▶ _Information supplied_
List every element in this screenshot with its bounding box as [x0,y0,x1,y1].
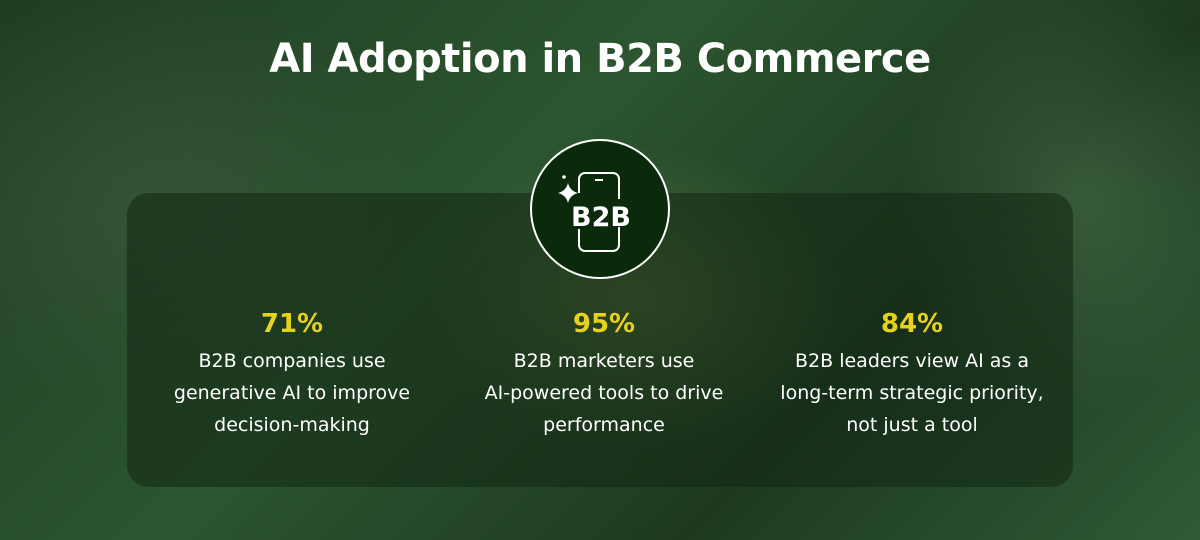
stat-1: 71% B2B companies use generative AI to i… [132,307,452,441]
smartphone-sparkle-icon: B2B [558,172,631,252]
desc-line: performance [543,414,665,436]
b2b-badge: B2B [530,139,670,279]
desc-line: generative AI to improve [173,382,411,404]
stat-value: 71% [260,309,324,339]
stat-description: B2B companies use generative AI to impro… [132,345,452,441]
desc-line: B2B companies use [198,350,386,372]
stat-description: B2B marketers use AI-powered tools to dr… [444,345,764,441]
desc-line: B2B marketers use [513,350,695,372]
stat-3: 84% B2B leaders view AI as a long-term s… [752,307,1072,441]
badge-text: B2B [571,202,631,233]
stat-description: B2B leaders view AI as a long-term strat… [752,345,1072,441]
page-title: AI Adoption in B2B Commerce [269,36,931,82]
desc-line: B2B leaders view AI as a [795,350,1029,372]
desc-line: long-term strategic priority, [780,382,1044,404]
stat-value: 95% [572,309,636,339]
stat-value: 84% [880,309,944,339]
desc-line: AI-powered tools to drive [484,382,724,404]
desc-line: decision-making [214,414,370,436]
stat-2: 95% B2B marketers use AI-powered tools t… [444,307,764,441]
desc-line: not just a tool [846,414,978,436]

▶ _Work to complete_
Put every line of the material above into a JSON list of strings, one string per line, skipping blank lines. Leave out the pictures.

▶ _Expected answer_
[
  "List every element in this screenshot with its bounding box as [x0,y0,x1,y1].",
  "stat-1: 71% B2B companies use generative AI to i… [132,307,452,441]",
  "smartphone-sparkle-icon: B2B [558,172,631,252]",
  "desc-line: performance [543,414,665,436]",
  "b2b-badge: B2B [530,139,670,279]",
  "desc-line: generative AI to improve [173,382,411,404]",
  "stat-value: 71% [260,309,324,339]",
  "stat-description: B2B companies use generative AI to impro… [132,345,452,441]",
  "desc-line: B2B companies use [198,350,386,372]",
  "stat-description: B2B marketers use AI-powered tools to dr… [444,345,764,441]",
  "desc-line: B2B marketers use [513,350,695,372]",
  "stat-3: 84% B2B leaders view AI as a long-term s… [752,307,1072,441]",
  "badge-text: B2B [571,202,631,233]",
  "stat-description: B2B leaders view AI as a long-term strat… [752,345,1072,441]",
  "page-title: AI Adoption in B2B Commerce [269,36,931,82]",
  "desc-line: B2B leaders view AI as a [795,350,1029,372]",
  "desc-line: long-term strategic priority, [780,382,1044,404]",
  "stat-value: 95% [572,309,636,339]",
  "stat-value: 84% [880,309,944,339]",
  "desc-line: AI-powered tools to drive [484,382,724,404]",
  "desc-line: decision-making [214,414,370,436]",
  "stat-2: 95% B2B marketers use AI-powered tools t… [444,307,764,441]",
  "desc-line: not just a tool [846,414,978,436]"
]